▶ _Exercise prompt_
Copy whichever lines contain the string "with".

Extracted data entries
-- START --

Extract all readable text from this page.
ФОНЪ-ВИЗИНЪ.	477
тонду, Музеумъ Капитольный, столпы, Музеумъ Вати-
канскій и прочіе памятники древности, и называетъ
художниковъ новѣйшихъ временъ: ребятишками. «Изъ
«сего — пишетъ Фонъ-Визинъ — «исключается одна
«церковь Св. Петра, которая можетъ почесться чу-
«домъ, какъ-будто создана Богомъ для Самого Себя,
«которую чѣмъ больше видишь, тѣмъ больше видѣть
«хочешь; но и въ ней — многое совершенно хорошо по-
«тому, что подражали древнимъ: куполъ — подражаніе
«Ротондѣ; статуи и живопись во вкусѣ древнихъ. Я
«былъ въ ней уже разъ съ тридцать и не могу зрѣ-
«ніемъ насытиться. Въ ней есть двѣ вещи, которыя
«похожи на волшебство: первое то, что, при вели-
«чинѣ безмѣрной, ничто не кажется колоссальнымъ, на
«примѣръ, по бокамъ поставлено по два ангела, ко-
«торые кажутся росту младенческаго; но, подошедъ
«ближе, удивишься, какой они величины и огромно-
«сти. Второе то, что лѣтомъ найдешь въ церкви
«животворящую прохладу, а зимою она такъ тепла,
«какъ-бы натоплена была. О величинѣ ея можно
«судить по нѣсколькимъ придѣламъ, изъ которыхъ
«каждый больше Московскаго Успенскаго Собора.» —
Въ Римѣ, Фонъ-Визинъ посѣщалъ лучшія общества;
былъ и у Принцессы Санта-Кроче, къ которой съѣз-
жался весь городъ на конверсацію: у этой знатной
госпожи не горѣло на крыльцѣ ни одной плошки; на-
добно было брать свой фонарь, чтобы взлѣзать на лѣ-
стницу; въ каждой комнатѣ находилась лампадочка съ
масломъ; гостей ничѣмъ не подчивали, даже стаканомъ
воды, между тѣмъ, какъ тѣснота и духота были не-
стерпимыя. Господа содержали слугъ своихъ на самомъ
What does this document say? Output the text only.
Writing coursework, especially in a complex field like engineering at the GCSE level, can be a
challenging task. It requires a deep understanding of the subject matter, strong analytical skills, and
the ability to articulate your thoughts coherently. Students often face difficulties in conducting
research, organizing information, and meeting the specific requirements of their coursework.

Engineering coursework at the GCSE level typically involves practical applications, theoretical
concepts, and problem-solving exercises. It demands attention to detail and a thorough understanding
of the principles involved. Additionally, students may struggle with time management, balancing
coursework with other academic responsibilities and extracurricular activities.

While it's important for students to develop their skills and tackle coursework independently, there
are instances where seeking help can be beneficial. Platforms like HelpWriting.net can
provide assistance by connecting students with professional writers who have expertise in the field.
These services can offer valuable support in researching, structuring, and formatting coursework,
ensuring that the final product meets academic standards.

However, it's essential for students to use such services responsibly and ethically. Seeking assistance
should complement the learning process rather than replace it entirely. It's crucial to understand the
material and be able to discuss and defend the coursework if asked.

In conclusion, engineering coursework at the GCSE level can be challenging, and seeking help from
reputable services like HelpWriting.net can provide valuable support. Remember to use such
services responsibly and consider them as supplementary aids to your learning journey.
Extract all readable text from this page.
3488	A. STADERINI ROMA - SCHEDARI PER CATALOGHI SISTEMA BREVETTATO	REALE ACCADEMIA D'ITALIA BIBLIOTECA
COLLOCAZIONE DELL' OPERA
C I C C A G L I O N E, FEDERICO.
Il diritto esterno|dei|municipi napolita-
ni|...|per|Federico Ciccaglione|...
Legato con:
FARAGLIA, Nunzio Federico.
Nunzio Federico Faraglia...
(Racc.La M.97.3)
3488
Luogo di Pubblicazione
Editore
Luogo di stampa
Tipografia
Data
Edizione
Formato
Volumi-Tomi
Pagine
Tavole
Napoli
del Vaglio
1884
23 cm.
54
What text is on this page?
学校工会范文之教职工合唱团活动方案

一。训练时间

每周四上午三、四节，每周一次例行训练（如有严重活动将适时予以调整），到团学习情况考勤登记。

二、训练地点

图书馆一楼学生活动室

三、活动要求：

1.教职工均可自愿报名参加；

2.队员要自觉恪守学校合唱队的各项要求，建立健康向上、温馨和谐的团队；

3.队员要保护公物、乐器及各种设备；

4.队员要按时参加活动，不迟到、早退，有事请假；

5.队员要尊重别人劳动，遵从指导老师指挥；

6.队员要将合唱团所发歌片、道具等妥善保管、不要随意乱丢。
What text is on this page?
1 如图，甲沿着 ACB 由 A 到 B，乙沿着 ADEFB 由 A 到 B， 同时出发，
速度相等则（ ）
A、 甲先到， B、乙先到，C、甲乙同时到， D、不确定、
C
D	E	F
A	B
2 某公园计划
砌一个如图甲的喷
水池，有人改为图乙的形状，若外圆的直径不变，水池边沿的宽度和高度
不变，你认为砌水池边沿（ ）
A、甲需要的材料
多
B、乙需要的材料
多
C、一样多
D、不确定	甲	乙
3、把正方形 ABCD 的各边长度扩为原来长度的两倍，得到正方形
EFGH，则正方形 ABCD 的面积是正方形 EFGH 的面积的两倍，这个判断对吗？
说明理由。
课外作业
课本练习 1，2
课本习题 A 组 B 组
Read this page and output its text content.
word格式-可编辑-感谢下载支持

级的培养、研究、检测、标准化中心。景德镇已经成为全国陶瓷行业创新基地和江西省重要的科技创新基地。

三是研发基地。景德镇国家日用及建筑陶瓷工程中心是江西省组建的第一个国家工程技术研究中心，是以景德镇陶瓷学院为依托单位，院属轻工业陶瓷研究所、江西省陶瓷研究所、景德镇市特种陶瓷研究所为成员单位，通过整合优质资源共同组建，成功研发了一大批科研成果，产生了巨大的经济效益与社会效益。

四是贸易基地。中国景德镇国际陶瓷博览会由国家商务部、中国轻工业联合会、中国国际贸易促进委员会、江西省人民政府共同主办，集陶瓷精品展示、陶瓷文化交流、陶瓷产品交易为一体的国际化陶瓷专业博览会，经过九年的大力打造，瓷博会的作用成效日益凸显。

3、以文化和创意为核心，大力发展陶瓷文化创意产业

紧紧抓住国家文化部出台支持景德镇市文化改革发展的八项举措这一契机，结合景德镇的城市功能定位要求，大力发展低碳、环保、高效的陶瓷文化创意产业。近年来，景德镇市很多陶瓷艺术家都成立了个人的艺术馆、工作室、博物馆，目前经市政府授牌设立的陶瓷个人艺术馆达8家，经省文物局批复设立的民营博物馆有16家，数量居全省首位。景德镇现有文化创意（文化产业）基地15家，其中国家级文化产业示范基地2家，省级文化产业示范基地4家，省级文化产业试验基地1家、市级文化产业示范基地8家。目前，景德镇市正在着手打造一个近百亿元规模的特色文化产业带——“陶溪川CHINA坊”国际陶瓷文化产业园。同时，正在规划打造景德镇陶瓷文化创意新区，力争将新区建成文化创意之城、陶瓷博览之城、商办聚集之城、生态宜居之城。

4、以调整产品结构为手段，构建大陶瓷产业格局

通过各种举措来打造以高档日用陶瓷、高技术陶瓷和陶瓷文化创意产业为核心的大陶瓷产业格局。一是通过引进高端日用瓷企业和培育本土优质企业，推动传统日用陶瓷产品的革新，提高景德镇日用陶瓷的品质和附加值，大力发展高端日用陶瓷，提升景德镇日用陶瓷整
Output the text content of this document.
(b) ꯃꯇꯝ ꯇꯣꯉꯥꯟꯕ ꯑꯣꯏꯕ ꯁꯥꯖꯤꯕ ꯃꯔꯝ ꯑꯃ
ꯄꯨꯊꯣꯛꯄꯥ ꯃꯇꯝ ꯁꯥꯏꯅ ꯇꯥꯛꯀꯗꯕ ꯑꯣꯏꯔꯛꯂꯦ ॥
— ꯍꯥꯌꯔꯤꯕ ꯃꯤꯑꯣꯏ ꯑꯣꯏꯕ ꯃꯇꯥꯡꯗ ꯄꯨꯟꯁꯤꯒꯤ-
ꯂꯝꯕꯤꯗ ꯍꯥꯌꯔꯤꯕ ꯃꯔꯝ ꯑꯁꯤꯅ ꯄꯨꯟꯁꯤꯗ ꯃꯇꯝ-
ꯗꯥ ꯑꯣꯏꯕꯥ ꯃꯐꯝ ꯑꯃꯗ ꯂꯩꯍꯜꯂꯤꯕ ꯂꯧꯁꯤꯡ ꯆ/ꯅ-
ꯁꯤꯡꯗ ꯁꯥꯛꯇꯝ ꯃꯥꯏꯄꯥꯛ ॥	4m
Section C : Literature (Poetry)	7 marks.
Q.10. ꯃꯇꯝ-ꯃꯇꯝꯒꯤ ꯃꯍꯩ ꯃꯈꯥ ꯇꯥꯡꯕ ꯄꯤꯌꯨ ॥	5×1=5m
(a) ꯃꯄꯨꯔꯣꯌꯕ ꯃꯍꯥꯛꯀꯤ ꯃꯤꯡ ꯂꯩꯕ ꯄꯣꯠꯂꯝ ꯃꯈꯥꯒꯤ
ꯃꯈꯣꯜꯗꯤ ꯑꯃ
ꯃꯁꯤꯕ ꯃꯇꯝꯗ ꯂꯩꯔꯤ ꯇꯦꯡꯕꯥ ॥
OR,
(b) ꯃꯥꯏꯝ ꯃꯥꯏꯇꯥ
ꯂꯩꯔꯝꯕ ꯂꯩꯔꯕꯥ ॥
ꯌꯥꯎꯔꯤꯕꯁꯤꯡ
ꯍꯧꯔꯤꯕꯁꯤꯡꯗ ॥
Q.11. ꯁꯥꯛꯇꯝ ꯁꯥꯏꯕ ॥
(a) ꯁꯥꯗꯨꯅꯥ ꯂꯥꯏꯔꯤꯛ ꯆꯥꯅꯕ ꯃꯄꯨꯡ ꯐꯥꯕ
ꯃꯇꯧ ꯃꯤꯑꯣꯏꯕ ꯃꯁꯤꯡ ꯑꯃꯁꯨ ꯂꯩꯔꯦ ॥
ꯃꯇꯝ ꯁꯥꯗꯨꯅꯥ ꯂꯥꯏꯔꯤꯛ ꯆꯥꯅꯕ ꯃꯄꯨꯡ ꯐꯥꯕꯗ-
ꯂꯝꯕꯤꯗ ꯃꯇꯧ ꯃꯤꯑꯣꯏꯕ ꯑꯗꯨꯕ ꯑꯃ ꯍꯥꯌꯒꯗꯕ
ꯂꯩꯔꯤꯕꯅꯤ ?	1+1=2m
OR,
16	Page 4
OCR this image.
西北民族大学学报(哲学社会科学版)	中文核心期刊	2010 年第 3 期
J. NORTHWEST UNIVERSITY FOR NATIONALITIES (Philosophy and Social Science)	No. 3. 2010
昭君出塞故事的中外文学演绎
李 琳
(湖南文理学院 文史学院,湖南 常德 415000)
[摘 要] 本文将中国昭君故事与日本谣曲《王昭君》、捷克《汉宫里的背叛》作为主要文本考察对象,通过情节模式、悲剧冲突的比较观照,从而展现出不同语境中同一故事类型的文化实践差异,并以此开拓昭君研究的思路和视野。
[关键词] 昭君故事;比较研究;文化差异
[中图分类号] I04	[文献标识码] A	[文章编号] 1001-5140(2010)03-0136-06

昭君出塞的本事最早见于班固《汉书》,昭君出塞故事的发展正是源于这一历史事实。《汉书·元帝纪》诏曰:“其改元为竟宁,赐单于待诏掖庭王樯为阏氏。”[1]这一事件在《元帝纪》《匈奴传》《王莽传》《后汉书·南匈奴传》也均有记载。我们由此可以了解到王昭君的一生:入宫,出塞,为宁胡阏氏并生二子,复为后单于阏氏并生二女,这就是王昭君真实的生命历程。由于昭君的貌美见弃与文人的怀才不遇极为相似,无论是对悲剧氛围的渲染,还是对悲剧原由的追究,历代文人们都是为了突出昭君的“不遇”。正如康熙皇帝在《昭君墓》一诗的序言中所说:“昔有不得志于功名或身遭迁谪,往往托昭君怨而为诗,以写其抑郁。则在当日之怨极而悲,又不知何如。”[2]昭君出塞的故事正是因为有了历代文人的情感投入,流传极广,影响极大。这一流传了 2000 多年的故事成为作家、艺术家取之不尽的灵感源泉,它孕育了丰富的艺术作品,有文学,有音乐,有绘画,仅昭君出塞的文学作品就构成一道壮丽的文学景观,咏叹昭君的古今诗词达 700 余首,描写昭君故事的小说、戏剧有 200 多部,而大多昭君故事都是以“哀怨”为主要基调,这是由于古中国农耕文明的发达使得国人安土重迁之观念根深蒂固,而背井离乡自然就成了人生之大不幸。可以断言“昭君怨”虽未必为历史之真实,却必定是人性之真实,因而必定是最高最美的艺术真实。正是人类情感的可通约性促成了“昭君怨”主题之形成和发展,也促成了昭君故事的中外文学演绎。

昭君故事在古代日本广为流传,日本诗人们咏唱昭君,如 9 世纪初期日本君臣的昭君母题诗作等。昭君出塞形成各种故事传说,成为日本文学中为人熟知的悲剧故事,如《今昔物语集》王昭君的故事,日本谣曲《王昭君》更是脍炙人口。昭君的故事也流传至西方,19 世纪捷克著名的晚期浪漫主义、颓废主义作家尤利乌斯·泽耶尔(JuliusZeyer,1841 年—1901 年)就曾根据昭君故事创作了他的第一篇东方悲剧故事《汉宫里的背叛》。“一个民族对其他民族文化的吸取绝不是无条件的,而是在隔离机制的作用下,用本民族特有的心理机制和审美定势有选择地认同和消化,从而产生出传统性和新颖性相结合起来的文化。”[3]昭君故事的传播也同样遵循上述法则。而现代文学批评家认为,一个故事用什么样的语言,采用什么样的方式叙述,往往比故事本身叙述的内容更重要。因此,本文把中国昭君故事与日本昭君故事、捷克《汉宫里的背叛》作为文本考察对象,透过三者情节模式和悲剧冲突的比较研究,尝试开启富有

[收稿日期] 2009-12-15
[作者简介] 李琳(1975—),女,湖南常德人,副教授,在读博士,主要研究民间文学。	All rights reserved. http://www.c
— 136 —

-- END --

▶ _The completed task_
of the principles involved. Additionally, students may struggle with time management, balancing
coursework with other academic responsibilities and extracurricular activities.
provide assistance by connecting students with professional writers who have expertise in the field.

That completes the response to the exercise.